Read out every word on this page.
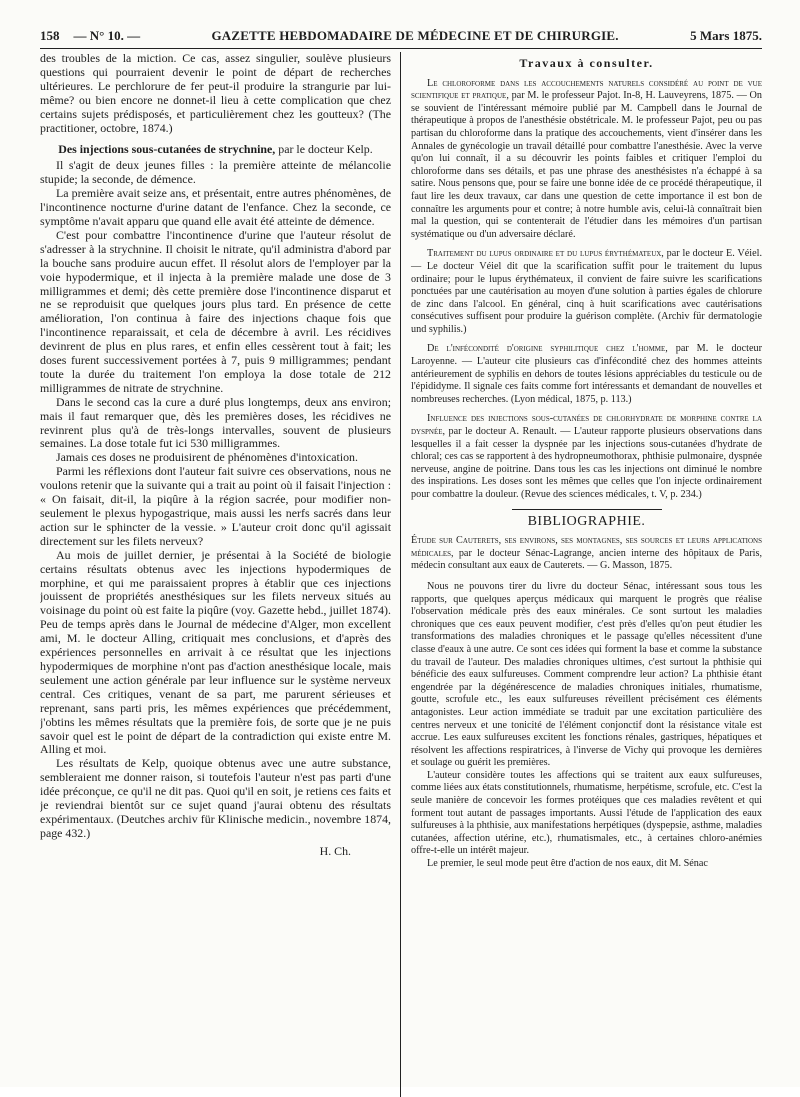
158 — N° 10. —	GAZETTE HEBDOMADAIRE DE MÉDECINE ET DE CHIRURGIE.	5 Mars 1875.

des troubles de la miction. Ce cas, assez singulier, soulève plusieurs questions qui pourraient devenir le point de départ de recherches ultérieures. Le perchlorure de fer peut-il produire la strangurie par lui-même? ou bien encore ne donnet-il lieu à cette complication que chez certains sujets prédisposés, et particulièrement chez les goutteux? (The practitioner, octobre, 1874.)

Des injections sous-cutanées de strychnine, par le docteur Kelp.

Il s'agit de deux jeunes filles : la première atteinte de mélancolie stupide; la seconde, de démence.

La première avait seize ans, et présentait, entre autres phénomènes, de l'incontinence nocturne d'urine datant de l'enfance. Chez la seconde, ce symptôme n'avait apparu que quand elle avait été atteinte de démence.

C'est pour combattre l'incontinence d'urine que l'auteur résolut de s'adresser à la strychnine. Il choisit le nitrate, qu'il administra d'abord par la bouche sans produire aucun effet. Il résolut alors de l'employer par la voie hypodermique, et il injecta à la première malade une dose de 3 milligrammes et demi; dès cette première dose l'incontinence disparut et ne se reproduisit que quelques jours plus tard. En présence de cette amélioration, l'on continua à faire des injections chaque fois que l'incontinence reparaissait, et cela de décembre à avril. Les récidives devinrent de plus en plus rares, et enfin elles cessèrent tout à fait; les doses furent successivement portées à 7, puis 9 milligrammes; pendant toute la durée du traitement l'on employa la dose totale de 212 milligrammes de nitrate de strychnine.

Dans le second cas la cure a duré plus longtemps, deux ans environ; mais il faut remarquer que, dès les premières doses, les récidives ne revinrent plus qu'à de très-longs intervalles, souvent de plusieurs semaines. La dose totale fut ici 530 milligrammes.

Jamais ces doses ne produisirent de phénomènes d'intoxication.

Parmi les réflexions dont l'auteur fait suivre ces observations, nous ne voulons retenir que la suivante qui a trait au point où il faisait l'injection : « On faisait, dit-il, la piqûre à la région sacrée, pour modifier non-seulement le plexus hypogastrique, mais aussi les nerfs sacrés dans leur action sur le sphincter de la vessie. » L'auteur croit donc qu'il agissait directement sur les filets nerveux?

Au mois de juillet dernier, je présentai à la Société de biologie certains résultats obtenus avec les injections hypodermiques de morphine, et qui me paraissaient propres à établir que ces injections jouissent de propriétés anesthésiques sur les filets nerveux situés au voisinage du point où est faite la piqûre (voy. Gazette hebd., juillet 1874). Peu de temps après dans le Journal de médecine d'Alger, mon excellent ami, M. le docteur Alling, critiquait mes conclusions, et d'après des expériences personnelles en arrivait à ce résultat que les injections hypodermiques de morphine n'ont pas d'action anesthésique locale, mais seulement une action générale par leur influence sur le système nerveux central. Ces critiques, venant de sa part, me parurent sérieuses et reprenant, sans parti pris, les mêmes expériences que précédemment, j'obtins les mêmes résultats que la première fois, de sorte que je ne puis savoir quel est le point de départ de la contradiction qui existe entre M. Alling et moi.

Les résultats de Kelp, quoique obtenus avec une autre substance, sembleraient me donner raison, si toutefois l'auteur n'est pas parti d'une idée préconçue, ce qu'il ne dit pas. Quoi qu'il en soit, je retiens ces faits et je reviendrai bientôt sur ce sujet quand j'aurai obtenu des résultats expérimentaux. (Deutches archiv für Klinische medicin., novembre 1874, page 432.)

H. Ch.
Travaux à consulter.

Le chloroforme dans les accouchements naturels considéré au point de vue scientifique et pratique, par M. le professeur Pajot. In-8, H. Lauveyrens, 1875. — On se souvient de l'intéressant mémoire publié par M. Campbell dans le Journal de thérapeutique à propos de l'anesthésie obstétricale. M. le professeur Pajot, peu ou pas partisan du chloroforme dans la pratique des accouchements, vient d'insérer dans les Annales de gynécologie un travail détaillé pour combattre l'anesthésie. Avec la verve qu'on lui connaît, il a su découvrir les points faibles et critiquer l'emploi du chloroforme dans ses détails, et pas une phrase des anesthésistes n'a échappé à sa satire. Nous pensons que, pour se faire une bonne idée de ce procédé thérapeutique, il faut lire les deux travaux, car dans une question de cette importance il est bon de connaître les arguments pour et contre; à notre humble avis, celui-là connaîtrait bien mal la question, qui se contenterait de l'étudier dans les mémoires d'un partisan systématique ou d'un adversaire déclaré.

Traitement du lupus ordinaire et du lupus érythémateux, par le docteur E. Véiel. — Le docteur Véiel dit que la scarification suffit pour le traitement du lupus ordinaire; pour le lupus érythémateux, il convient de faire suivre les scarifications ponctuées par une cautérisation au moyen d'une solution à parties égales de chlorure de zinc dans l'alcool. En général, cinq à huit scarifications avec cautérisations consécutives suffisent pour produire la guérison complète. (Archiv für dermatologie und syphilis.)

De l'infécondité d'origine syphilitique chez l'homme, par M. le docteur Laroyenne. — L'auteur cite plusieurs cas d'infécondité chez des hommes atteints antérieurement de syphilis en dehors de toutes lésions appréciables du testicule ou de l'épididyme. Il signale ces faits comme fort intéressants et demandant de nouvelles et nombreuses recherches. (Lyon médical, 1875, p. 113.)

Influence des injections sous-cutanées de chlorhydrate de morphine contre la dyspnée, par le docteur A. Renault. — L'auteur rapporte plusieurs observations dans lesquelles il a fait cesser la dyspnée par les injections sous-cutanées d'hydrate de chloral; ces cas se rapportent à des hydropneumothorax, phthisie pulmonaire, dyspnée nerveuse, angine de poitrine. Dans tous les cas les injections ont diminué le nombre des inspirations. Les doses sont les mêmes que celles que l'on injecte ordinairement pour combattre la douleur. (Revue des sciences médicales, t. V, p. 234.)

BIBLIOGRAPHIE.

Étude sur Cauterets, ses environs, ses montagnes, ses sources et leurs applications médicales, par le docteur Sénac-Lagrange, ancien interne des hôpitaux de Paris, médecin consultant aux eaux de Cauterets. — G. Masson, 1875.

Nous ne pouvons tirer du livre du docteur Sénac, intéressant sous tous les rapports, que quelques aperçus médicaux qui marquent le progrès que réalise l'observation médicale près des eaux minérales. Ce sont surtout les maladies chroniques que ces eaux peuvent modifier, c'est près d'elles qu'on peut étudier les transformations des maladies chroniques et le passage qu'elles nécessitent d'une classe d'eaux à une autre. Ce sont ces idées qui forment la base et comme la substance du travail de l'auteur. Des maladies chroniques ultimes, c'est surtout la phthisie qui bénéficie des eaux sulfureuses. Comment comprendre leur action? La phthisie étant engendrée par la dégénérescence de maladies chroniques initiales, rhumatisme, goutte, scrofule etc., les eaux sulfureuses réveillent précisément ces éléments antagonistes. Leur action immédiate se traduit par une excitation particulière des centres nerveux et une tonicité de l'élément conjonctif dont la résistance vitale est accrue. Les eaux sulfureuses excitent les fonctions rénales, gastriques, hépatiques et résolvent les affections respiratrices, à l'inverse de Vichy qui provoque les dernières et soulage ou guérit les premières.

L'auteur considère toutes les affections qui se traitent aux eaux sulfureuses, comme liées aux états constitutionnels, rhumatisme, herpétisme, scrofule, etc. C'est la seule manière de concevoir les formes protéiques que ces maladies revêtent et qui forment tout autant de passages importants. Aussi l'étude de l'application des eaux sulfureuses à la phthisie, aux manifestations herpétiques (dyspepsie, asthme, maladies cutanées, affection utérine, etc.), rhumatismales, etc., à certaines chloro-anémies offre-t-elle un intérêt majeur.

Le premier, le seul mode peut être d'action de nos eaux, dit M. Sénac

□ □ □ □ □

# [REQUIRED TASK]
Give every line back word for word and leave the pictures out.

# [SOLUTION TO THE PROBLEM]
Read out every word on this page.
158 — N° 10. —	GAZETTE HEBDOMADAIRE DE MÉDECINE ET DE CHIRURGIE.	5 Mars 1875.

des troubles de la miction. Ce cas, assez singulier, soulève plusieurs questions qui pourraient devenir le point de départ de recherches ultérieures. Le perchlorure de fer peut-il produire la strangurie par lui-même? ou bien encore ne donnet-il lieu à cette complication que chez certains sujets prédisposés, et particulièrement chez les goutteux? (The practitioner, octobre, 1874.)

Des injections sous-cutanées de strychnine, par le docteur Kelp.

Il s'agit de deux jeunes filles : la première atteinte de mélancolie stupide; la seconde, de démence.

La première avait seize ans, et présentait, entre autres phénomènes, de l'incontinence nocturne d'urine datant de l'enfance. Chez la seconde, ce symptôme n'avait apparu que quand elle avait été atteinte de démence.

C'est pour combattre l'incontinence d'urine que l'auteur résolut de s'adresser à la strychnine. Il choisit le nitrate, qu'il administra d'abord par la bouche sans produire aucun effet. Il résolut alors de l'employer par la voie hypodermique, et il injecta à la première malade une dose de 3 milligrammes et demi; dès cette première dose l'incontinence disparut et ne se reproduisit que quelques jours plus tard. En présence de cette amélioration, l'on continua à faire des injections chaque fois que l'incontinence reparaissait, et cela de décembre à avril. Les récidives devinrent de plus en plus rares, et enfin elles cessèrent tout à fait; les doses furent successivement portées à 7, puis 9 milligrammes; pendant toute la durée du traitement l'on employa la dose totale de 212 milligrammes de nitrate de strychnine.

Dans le second cas la cure a duré plus longtemps, deux ans environ; mais il faut remarquer que, dès les premières doses, les récidives ne revinrent plus qu'à de très-longs intervalles, souvent de plusieurs semaines. La dose totale fut ici 530 milligrammes.

Jamais ces doses ne produisirent de phénomènes d'intoxication.

Parmi les réflexions dont l'auteur fait suivre ces observations, nous ne voulons retenir que la suivante qui a trait au point où il faisait l'injection : « On faisait, dit-il, la piqûre à la région sacrée, pour modifier non-seulement le plexus hypogastrique, mais aussi les nerfs sacrés dans leur action sur le sphincter de la vessie. » L'auteur croit donc qu'il agissait directement sur les filets nerveux?

Au mois de juillet dernier, je présentai à la Société de biologie certains résultats obtenus avec les injections hypodermiques de morphine, et qui me paraissaient propres à établir que ces injections jouissent de propriétés anesthésiques sur les filets nerveux situés au voisinage du point où est faite la piqûre (voy. Gazette hebd., juillet 1874). Peu de temps après dans le Journal de médecine d'Alger, mon excellent ami, M. le docteur Alling, critiquait mes conclusions, et d'après des expériences personnelles en arrivait à ce résultat que les injections hypodermiques de morphine n'ont pas d'action anesthésique locale, mais seulement une action générale par leur influence sur le système nerveux central. Ces critiques, venant de sa part, me parurent sérieuses et reprenant, sans parti pris, les mêmes expériences que précédemment, j'obtins les mêmes résultats que la première fois, de sorte que je ne puis savoir quel est le point de départ de la contradiction qui existe entre M. Alling et moi.

Les résultats de Kelp, quoique obtenus avec une autre substance, sembleraient me donner raison, si toutefois l'auteur n'est pas parti d'une idée préconçue, ce qu'il ne dit pas. Quoi qu'il en soit, je retiens ces faits et je reviendrai bientôt sur ce sujet quand j'aurai obtenu des résultats expérimentaux. (Deutches archiv für Klinische medicin., novembre 1874, page 432.)

H. Ch.
Travaux à consulter.

Le chloroforme dans les accouchements naturels considéré au point de vue scientifique et pratique, par M. le professeur Pajot. In-8, H. Lauveyrens, 1875. — On se souvient de l'intéressant mémoire publié par M. Campbell dans le Journal de thérapeutique à propos de l'anesthésie obstétricale. M. le professeur Pajot, peu ou pas partisan du chloroforme dans la pratique des accouchements, vient d'insérer dans les Annales de gynécologie un travail détaillé pour combattre l'anesthésie. Avec la verve qu'on lui connaît, il a su découvrir les points faibles et critiquer l'emploi du chloroforme dans ses détails, et pas une phrase des anesthésistes n'a échappé à sa satire. Nous pensons que, pour se faire une bonne idée de ce procédé thérapeutique, il faut lire les deux travaux, car dans une question de cette importance il est bon de connaître les arguments pour et contre; à notre humble avis, celui-là connaîtrait bien mal la question, qui se contenterait de l'étudier dans les mémoires d'un partisan systématique ou d'un adversaire déclaré.

Traitement du lupus ordinaire et du lupus érythémateux, par le docteur E. Véiel. — Le docteur Véiel dit que la scarification suffit pour le traitement du lupus ordinaire; pour le lupus érythémateux, il convient de faire suivre les scarifications ponctuées par une cautérisation au moyen d'une solution à parties égales de chlorure de zinc dans l'alcool. En général, cinq à huit scarifications avec cautérisations consécutives suffisent pour produire la guérison complète. (Archiv für dermatologie und syphilis.)

De l'infécondité d'origine syphilitique chez l'homme, par M. le docteur Laroyenne. — L'auteur cite plusieurs cas d'infécondité chez des hommes atteints antérieurement de syphilis en dehors de toutes lésions appréciables du testicule ou de l'épididyme. Il signale ces faits comme fort intéressants et demandant de nouvelles et nombreuses recherches. (Lyon médical, 1875, p. 113.)

Influence des injections sous-cutanées de chlorhydrate de morphine contre la dyspnée, par le docteur A. Renault. — L'auteur rapporte plusieurs observations dans lesquelles il a fait cesser la dyspnée par les injections sous-cutanées d'hydrate de chloral; ces cas se rapportent à des hydropneumothorax, phthisie pulmonaire, dyspnée nerveuse, angine de poitrine. Dans tous les cas les injections ont diminué le nombre des inspirations. Les doses sont les mêmes que celles que l'on injecte ordinairement pour combattre la douleur. (Revue des sciences médicales, t. V, p. 234.)

BIBLIOGRAPHIE.

Étude sur Cauterets, ses environs, ses montagnes, ses sources et leurs applications médicales, par le docteur Sénac-Lagrange, ancien interne des hôpitaux de Paris, médecin consultant aux eaux de Cauterets. — G. Masson, 1875.

Nous ne pouvons tirer du livre du docteur Sénac, intéressant sous tous les rapports, que quelques aperçus médicaux qui marquent le progrès que réalise l'observation médicale près des eaux minérales. Ce sont surtout les maladies chroniques que ces eaux peuvent modifier, c'est près d'elles qu'on peut étudier les transformations des maladies chroniques et le passage qu'elles nécessitent d'une classe d'eaux à une autre. Ce sont ces idées qui forment la base et comme la substance du travail de l'auteur. Des maladies chroniques ultimes, c'est surtout la phthisie qui bénéficie des eaux sulfureuses. Comment comprendre leur action? La phthisie étant engendrée par la dégénérescence de maladies chroniques initiales, rhumatisme, goutte, scrofule etc., les eaux sulfureuses réveillent précisément ces éléments antagonistes. Leur action immédiate se traduit par une excitation particulière des centres nerveux et une tonicité de l'élément conjonctif dont la résistance vitale est accrue. Les eaux sulfureuses excitent les fonctions rénales, gastriques, hépatiques et résolvent les affections respiratrices, à l'inverse de Vichy qui provoque les dernières et soulage ou guérit les premières.

L'auteur considère toutes les affections qui se traitent aux eaux sulfureuses, comme liées aux états constitutionnels, rhumatisme, herpétisme, scrofule, etc. C'est la seule manière de concevoir les formes protéiques que ces maladies revêtent et qui forment tout autant de passages importants. Aussi l'étude de l'application des eaux sulfureuses à la phthisie, aux manifestations herpétiques (dyspepsie, asthme, maladies cutanées, affection utérine, etc.), rhumatismales, etc., à certaines chloro-anémies offre-t-elle un intérêt majeur.

Le premier, le seul mode peut être d'action de nos eaux, dit M. Sénac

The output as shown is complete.